Figure dataset records
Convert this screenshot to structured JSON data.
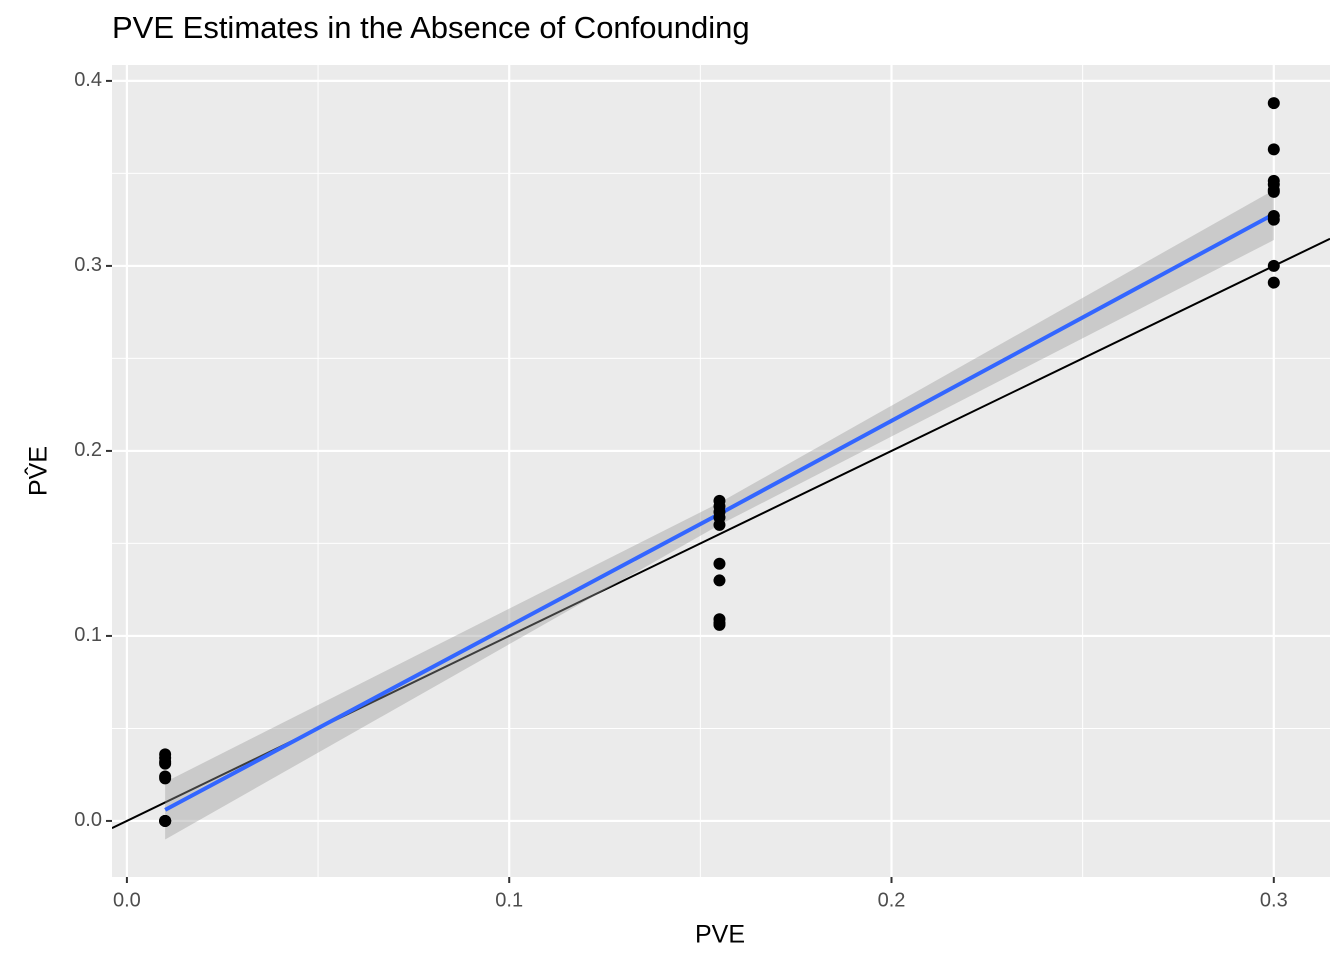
{
  "chart_data": {
    "type": "scatter",
    "title": "PVE Estimates in the Absence of Confounding",
    "x_label": "PVE",
    "y_label": "PV̂E",
    "xlim": [
      -0.0039,
      0.3147
    ],
    "ylim": [
      -0.0303,
      0.4086
    ],
    "xticks": [
      {
        "value": 0,
        "label": "0.0"
      },
      0.1,
      0.2,
      0.3
    ],
    "yticks": [
      {
        "value": 0,
        "label": "0.0"
      },
      0.1,
      0.2,
      0.3,
      0.4
    ],
    "minor_xticks": [
      0.05,
      0.15,
      0.25
    ],
    "minor_yticks": [
      0.05,
      0.15,
      0.25,
      0.35
    ],
    "grid": true,
    "series": [
      {
        "color": "#000000",
        "x": [
          0.01,
          0.01,
          0.01,
          0.01,
          0.01,
          0.01,
          0.01,
          0.01,
          0.01,
          0.01,
          0.155,
          0.155,
          0.155,
          0.155,
          0.155,
          0.155,
          0.155,
          0.155,
          0.155,
          0.155,
          0.3,
          0.3,
          0.3,
          0.3,
          0.3,
          0.3,
          0.3,
          0.3,
          0.3,
          0.3
        ],
        "values": [
          0.036,
          0.034,
          0.032,
          0.031,
          0.024,
          0.023,
          0.0,
          0.0,
          0.0,
          0.0,
          0.173,
          0.17,
          0.167,
          0.164,
          0.16,
          0.139,
          0.13,
          0.109,
          0.107,
          0.106,
          0.388,
          0.363,
          0.346,
          0.344,
          0.341,
          0.34,
          0.327,
          0.325,
          0.3,
          0.291
        ]
      }
    ],
    "fit": {
      "color": "#3366ff",
      "band_color": "#999999",
      "x": [
        0.01,
        0.155,
        0.3
      ],
      "values": [
        0.006,
        0.166,
        0.328
      ],
      "lower": [
        -0.01,
        0.16,
        0.314
      ],
      "upper": [
        0.021,
        0.172,
        0.341
      ]
    },
    "reference_line": {
      "intercept": 0,
      "slope": 1,
      "color": "#000000"
    }
  }
}
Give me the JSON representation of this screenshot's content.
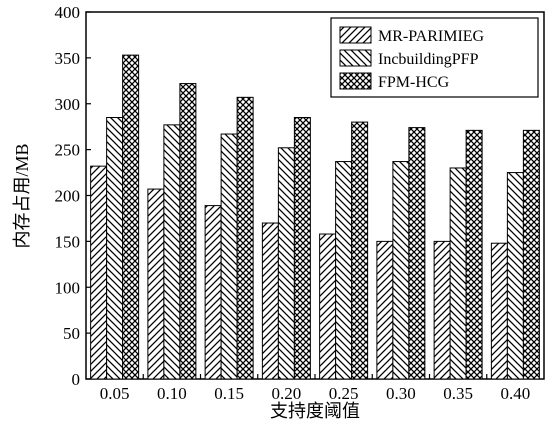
{
  "chart_data": {
    "type": "bar",
    "categories": [
      "0.05",
      "0.10",
      "0.15",
      "0.20",
      "0.25",
      "0.30",
      "0.35",
      "0.40"
    ],
    "series": [
      {
        "name": "MR-PARIMIEG",
        "pattern": "hatch-forward",
        "values": [
          232,
          207,
          189,
          170,
          158,
          150,
          150,
          148
        ]
      },
      {
        "name": "IncbuildingPFP",
        "pattern": "hatch-backward",
        "values": [
          285,
          277,
          267,
          252,
          237,
          237,
          230,
          225
        ]
      },
      {
        "name": "FPM-HCG",
        "pattern": "crosshatch",
        "values": [
          353,
          322,
          307,
          285,
          280,
          274,
          271,
          271
        ]
      }
    ],
    "xlabel": "支持度阈值",
    "ylabel": "内存占用/MB",
    "ylim": [
      0,
      400
    ],
    "yticks": [
      0,
      50,
      100,
      150,
      200,
      250,
      300,
      350,
      400
    ],
    "grid": false,
    "legend_position": "top-right",
    "colors": {
      "stroke": "#000000",
      "background": "#ffffff"
    }
  }
}
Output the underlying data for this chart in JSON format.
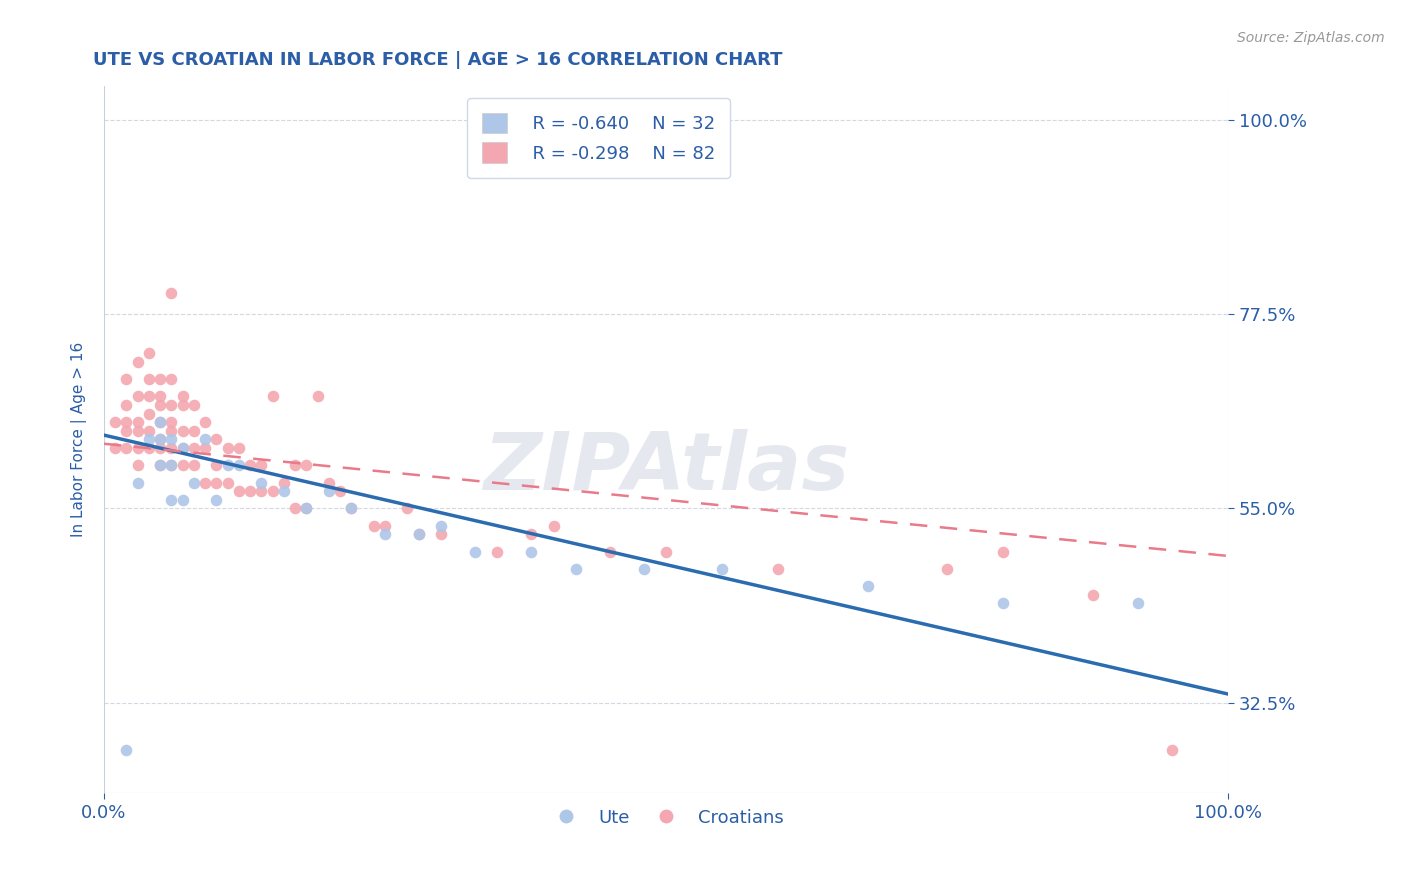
{
  "title": "UTE VS CROATIAN IN LABOR FORCE | AGE > 16 CORRELATION CHART",
  "source_text": "Source: ZipAtlas.com",
  "ylabel": "In Labor Force | Age > 16",
  "xmin": 0.0,
  "xmax": 1.0,
  "ymin": 0.22,
  "ymax": 1.04,
  "yticks": [
    0.325,
    0.55,
    0.775,
    1.0
  ],
  "ytick_labels": [
    "32.5%",
    "55.0%",
    "77.5%",
    "100.0%"
  ],
  "xtick_labels": [
    "0.0%",
    "100.0%"
  ],
  "xticks": [
    0.0,
    1.0
  ],
  "legend_r1": "R = -0.640",
  "legend_n1": "N = 32",
  "legend_r2": "R = -0.298",
  "legend_n2": "N = 82",
  "ute_color": "#aec6e8",
  "croatian_color": "#f4a7b0",
  "ute_line_color": "#2b6cb0",
  "croatian_line_color": "#e87a8a",
  "title_color": "#2b5ea7",
  "axis_label_color": "#2b5ea7",
  "tick_color": "#2b5ea7",
  "watermark": "ZIPAtlas",
  "background_color": "#ffffff",
  "ute_line_x0": 0.0,
  "ute_line_y0": 0.635,
  "ute_line_x1": 1.0,
  "ute_line_y1": 0.335,
  "cro_line_x0": 0.0,
  "cro_line_y0": 0.625,
  "cro_line_x1": 1.0,
  "cro_line_y1": 0.495,
  "ute_scatter_x": [
    0.02,
    0.03,
    0.04,
    0.05,
    0.05,
    0.05,
    0.06,
    0.06,
    0.06,
    0.07,
    0.07,
    0.08,
    0.09,
    0.1,
    0.11,
    0.12,
    0.14,
    0.16,
    0.18,
    0.2,
    0.22,
    0.25,
    0.28,
    0.3,
    0.33,
    0.38,
    0.42,
    0.48,
    0.55,
    0.68,
    0.8,
    0.92
  ],
  "ute_scatter_y": [
    0.27,
    0.58,
    0.63,
    0.6,
    0.63,
    0.65,
    0.56,
    0.6,
    0.63,
    0.56,
    0.62,
    0.58,
    0.63,
    0.56,
    0.6,
    0.6,
    0.58,
    0.57,
    0.55,
    0.57,
    0.55,
    0.52,
    0.52,
    0.53,
    0.5,
    0.5,
    0.48,
    0.48,
    0.48,
    0.46,
    0.44,
    0.44
  ],
  "croatian_scatter_x": [
    0.01,
    0.01,
    0.02,
    0.02,
    0.02,
    0.02,
    0.02,
    0.03,
    0.03,
    0.03,
    0.03,
    0.03,
    0.03,
    0.04,
    0.04,
    0.04,
    0.04,
    0.04,
    0.04,
    0.05,
    0.05,
    0.05,
    0.05,
    0.05,
    0.05,
    0.05,
    0.06,
    0.06,
    0.06,
    0.06,
    0.06,
    0.06,
    0.06,
    0.07,
    0.07,
    0.07,
    0.07,
    0.07,
    0.08,
    0.08,
    0.08,
    0.08,
    0.09,
    0.09,
    0.09,
    0.1,
    0.1,
    0.1,
    0.11,
    0.11,
    0.12,
    0.12,
    0.13,
    0.13,
    0.14,
    0.14,
    0.15,
    0.15,
    0.16,
    0.17,
    0.17,
    0.18,
    0.18,
    0.19,
    0.2,
    0.21,
    0.22,
    0.24,
    0.25,
    0.27,
    0.28,
    0.3,
    0.35,
    0.38,
    0.4,
    0.45,
    0.5,
    0.6,
    0.75,
    0.8,
    0.88,
    0.95
  ],
  "croatian_scatter_y": [
    0.62,
    0.65,
    0.62,
    0.64,
    0.65,
    0.67,
    0.7,
    0.6,
    0.62,
    0.64,
    0.65,
    0.68,
    0.72,
    0.62,
    0.64,
    0.66,
    0.68,
    0.7,
    0.73,
    0.6,
    0.62,
    0.63,
    0.65,
    0.67,
    0.68,
    0.7,
    0.6,
    0.62,
    0.64,
    0.65,
    0.67,
    0.7,
    0.8,
    0.6,
    0.62,
    0.64,
    0.67,
    0.68,
    0.6,
    0.62,
    0.64,
    0.67,
    0.58,
    0.62,
    0.65,
    0.58,
    0.6,
    0.63,
    0.58,
    0.62,
    0.57,
    0.62,
    0.57,
    0.6,
    0.57,
    0.6,
    0.57,
    0.68,
    0.58,
    0.55,
    0.6,
    0.55,
    0.6,
    0.68,
    0.58,
    0.57,
    0.55,
    0.53,
    0.53,
    0.55,
    0.52,
    0.52,
    0.5,
    0.52,
    0.53,
    0.5,
    0.5,
    0.48,
    0.48,
    0.5,
    0.45,
    0.27
  ]
}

> **Task instructions**: Read the entries above, then pull out the lines that include "pattern".

> **Final result**:
        "pattern": "hatch-forward",
        "pattern": "hatch-backward",
        "pattern": "crosshatch",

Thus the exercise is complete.